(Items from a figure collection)
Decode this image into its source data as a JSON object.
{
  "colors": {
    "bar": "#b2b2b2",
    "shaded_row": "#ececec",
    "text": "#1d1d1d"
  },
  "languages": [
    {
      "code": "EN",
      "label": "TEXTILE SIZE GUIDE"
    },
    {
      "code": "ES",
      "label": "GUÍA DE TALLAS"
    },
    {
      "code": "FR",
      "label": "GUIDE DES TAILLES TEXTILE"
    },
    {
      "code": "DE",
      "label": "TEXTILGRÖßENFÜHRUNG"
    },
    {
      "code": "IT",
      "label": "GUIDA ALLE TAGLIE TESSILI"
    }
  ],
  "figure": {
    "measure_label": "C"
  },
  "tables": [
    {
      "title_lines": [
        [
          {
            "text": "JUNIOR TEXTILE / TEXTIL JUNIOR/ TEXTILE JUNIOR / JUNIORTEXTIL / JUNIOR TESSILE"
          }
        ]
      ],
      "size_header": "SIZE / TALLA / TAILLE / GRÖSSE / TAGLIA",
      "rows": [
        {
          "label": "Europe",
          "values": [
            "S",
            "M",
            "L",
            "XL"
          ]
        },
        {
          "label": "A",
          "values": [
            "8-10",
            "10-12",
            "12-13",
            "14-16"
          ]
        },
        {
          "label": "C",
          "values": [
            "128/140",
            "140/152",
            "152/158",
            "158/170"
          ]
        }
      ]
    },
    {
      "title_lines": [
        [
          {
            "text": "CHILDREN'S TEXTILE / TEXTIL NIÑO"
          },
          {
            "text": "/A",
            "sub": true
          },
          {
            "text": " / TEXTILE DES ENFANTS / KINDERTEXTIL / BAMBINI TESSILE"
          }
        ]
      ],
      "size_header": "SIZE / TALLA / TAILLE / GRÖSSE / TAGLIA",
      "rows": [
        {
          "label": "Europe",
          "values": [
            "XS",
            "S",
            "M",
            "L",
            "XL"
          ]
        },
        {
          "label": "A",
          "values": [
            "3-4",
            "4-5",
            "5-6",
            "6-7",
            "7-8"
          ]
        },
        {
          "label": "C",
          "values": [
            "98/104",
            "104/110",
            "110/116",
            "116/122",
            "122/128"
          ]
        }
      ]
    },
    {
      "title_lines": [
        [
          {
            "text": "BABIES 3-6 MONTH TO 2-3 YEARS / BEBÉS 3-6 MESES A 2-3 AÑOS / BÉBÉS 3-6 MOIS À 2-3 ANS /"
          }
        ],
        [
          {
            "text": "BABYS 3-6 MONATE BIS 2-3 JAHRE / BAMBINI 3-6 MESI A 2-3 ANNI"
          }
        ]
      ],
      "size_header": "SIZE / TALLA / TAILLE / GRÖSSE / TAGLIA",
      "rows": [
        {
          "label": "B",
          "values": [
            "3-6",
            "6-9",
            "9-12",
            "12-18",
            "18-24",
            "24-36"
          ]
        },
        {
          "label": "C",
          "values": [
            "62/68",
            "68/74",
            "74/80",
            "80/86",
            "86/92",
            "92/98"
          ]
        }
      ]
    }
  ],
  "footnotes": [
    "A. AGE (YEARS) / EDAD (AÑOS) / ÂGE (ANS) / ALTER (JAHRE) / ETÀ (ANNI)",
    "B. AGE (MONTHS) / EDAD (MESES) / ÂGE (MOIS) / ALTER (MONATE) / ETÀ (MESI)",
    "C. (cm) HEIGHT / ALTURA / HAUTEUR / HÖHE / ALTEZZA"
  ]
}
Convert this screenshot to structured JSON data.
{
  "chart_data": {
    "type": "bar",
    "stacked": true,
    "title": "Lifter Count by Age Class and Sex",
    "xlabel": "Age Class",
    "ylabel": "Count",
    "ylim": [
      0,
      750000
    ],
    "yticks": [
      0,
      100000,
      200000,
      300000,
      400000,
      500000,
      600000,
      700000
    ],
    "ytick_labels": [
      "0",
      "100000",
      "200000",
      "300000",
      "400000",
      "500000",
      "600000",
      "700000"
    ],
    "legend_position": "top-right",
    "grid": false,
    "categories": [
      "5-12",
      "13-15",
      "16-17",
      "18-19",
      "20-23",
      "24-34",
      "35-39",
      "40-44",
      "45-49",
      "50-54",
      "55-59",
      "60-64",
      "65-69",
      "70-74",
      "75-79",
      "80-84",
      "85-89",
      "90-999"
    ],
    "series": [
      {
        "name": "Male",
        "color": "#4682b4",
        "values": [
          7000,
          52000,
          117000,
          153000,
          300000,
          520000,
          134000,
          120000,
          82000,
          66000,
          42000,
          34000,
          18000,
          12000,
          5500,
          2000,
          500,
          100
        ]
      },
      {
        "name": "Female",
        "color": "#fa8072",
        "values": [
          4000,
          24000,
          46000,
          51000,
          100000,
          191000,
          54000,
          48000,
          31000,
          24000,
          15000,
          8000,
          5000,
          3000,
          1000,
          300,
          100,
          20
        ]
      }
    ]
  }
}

▸ **Your goal**: Reproduce each record exactly, leaving nothing out.

▸ **Written reply**:
Decode this image into its source data as a JSON object.
{
  "colors": {
    "bar": "#b2b2b2",
    "shaded_row": "#ececec",
    "text": "#1d1d1d"
  },
  "languages": [
    {
      "code": "EN",
      "label": "TEXTILE SIZE GUIDE"
    },
    {
      "code": "ES",
      "label": "GUÍA DE TALLAS"
    },
    {
      "code": "FR",
      "label": "GUIDE DES TAILLES TEXTILE"
    },
    {
      "code": "DE",
      "label": "TEXTILGRÖßENFÜHRUNG"
    },
    {
      "code": "IT",
      "label": "GUIDA ALLE TAGLIE TESSILI"
    }
  ],
  "figure": {
    "measure_label": "C"
  },
  "tables": [
    {
      "title_lines": [
        [
          {
            "text": "JUNIOR TEXTILE / TEXTIL JUNIOR/ TEXTILE JUNIOR / JUNIORTEXTIL / JUNIOR TESSILE"
          }
        ]
      ],
      "size_header": "SIZE / TALLA / TAILLE / GRÖSSE / TAGLIA",
      "rows": [
        {
          "label": "Europe",
          "values": [
            "S",
            "M",
            "L",
            "XL"
          ]
        },
        {
          "label": "A",
          "values": [
            "8-10",
            "10-12",
            "12-13",
            "14-16"
          ]
        },
        {
          "label": "C",
          "values": [
            "128/140",
            "140/152",
            "152/158",
            "158/170"
          ]
        }
      ]
    },
    {
      "title_lines": [
        [
          {
            "text": "CHILDREN'S TEXTILE / TEXTIL NIÑO"
          },
          {
            "text": "/A",
            "sub": true
          },
          {
            "text": " / TEXTILE DES ENFANTS / KINDERTEXTIL / BAMBINI TESSILE"
          }
        ]
      ],
      "size_header": "SIZE / TALLA / TAILLE / GRÖSSE / TAGLIA",
      "rows": [
        {
          "label": "Europe",
          "values": [
            "XS",
            "S",
            "M",
            "L",
            "XL"
          ]
        },
        {
          "label": "A",
          "values": [
            "3-4",
            "4-5",
            "5-6",
            "6-7",
            "7-8"
          ]
        },
        {
          "label": "C",
          "values": [
            "98/104",
            "104/110",
            "110/116",
            "116/122",
            "122/128"
          ]
        }
      ]
    },
    {
      "title_lines": [
        [
          {
            "text": "BABIES 3-6 MONTH TO 2-3 YEARS / BEBÉS 3-6 MESES A 2-3 AÑOS / BÉBÉS 3-6 MOIS À 2-3 ANS /"
          }
        ],
        [
          {
            "text": "BABYS 3-6 MONATE BIS 2-3 JAHRE / BAMBINI 3-6 MESI A 2-3 ANNI"
          }
        ]
      ],
      "size_header": "SIZE / TALLA / TAILLE / GRÖSSE / TAGLIA",
      "rows": [
        {
          "label": "B",
          "values": [
            "3-6",
            "6-9",
            "9-12",
            "12-18",
            "18-24",
            "24-36"
          ]
        },
        {
          "label": "C",
          "values": [
            "62/68",
            "68/74",
            "74/80",
            "80/86",
            "86/92",
            "92/98"
          ]
        }
      ]
    }
  ],
  "footnotes": [
    "A. AGE (YEARS) / EDAD (AÑOS) / ÂGE (ANS) / ALTER (JAHRE) / ETÀ (ANNI)",
    "B. AGE (MONTHS) / EDAD (MESES) / ÂGE (MOIS) / ALTER (MONATE) / ETÀ (MESI)",
    "C. (cm) HEIGHT / ALTURA / HAUTEUR / HÖHE / ALTEZZA"
  ]
}
Convert this screenshot to structured JSON data.
{
  "chart_data": {
    "type": "bar",
    "stacked": true,
    "title": "Lifter Count by Age Class and Sex",
    "xlabel": "Age Class",
    "ylabel": "Count",
    "ylim": [
      0,
      750000
    ],
    "yticks": [
      0,
      100000,
      200000,
      300000,
      400000,
      500000,
      600000,
      700000
    ],
    "ytick_labels": [
      "0",
      "100000",
      "200000",
      "300000",
      "400000",
      "500000",
      "600000",
      "700000"
    ],
    "legend_position": "top-right",
    "grid": false,
    "categories": [
      "5-12",
      "13-15",
      "16-17",
      "18-19",
      "20-23",
      "24-34",
      "35-39",
      "40-44",
      "45-49",
      "50-54",
      "55-59",
      "60-64",
      "65-69",
      "70-74",
      "75-79",
      "80-84",
      "85-89",
      "90-999"
    ],
    "series": [
      {
        "name": "Male",
        "color": "#4682b4",
        "values": [
          7000,
          52000,
          117000,
          153000,
          300000,
          520000,
          134000,
          120000,
          82000,
          66000,
          42000,
          34000,
          18000,
          12000,
          5500,
          2000,
          500,
          100
        ]
      },
      {
        "name": "Female",
        "color": "#fa8072",
        "values": [
          4000,
          24000,
          46000,
          51000,
          100000,
          191000,
          54000,
          48000,
          31000,
          24000,
          15000,
          8000,
          5000,
          3000,
          1000,
          300,
          100,
          20
        ]
      }
    ]
  }
}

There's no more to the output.